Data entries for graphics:
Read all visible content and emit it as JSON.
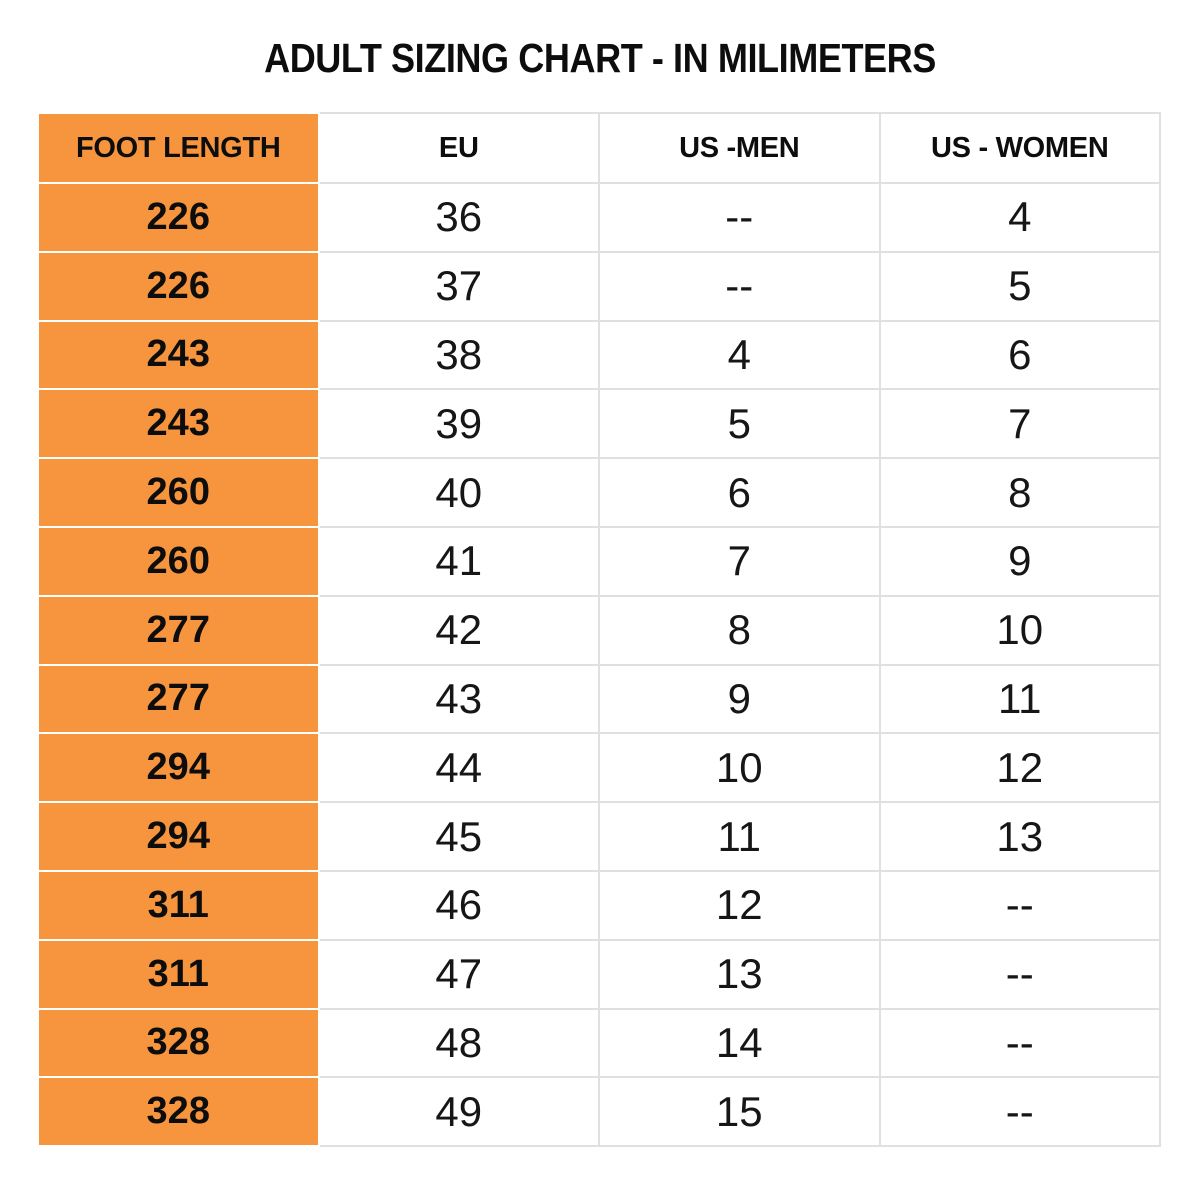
{
  "title": "ADULT SIZING CHART - IN MILIMETERS",
  "colors": {
    "foot_length_column_fill": "#F7953F",
    "grid_line": "#E0E0E0",
    "orange_cell_divider": "#FFFFFF",
    "text": "#111111",
    "background": "#FFFFFF"
  },
  "chart_data": {
    "type": "table",
    "title": "ADULT SIZING CHART - IN MILIMETERS",
    "columns": [
      "FOOT LENGTH",
      "EU",
      "US -MEN",
      "US - WOMEN"
    ],
    "rows": [
      [
        "226",
        "36",
        "--",
        "4"
      ],
      [
        "226",
        "37",
        "--",
        "5"
      ],
      [
        "243",
        "38",
        "4",
        "6"
      ],
      [
        "243",
        "39",
        "5",
        "7"
      ],
      [
        "260",
        "40",
        "6",
        "8"
      ],
      [
        "260",
        "41",
        "7",
        "9"
      ],
      [
        "277",
        "42",
        "8",
        "10"
      ],
      [
        "277",
        "43",
        "9",
        "11"
      ],
      [
        "294",
        "44",
        "10",
        "12"
      ],
      [
        "294",
        "45",
        "11",
        "13"
      ],
      [
        "311",
        "46",
        "12",
        "--"
      ],
      [
        "311",
        "47",
        "13",
        "--"
      ],
      [
        "328",
        "48",
        "14",
        "--"
      ],
      [
        "328",
        "49",
        "15",
        "--"
      ]
    ]
  }
}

| Job |
In the copy, include all records verbatim but no images.

| In response |
Read all visible content and emit it as JSON.
{
  "title": "ADULT SIZING CHART - IN MILIMETERS",
  "colors": {
    "foot_length_column_fill": "#F7953F",
    "grid_line": "#E0E0E0",
    "orange_cell_divider": "#FFFFFF",
    "text": "#111111",
    "background": "#FFFFFF"
  },
  "chart_data": {
    "type": "table",
    "title": "ADULT SIZING CHART - IN MILIMETERS",
    "columns": [
      "FOOT LENGTH",
      "EU",
      "US -MEN",
      "US - WOMEN"
    ],
    "rows": [
      [
        "226",
        "36",
        "--",
        "4"
      ],
      [
        "226",
        "37",
        "--",
        "5"
      ],
      [
        "243",
        "38",
        "4",
        "6"
      ],
      [
        "243",
        "39",
        "5",
        "7"
      ],
      [
        "260",
        "40",
        "6",
        "8"
      ],
      [
        "260",
        "41",
        "7",
        "9"
      ],
      [
        "277",
        "42",
        "8",
        "10"
      ],
      [
        "277",
        "43",
        "9",
        "11"
      ],
      [
        "294",
        "44",
        "10",
        "12"
      ],
      [
        "294",
        "45",
        "11",
        "13"
      ],
      [
        "311",
        "46",
        "12",
        "--"
      ],
      [
        "311",
        "47",
        "13",
        "--"
      ],
      [
        "328",
        "48",
        "14",
        "--"
      ],
      [
        "328",
        "49",
        "15",
        "--"
      ]
    ]
  }
}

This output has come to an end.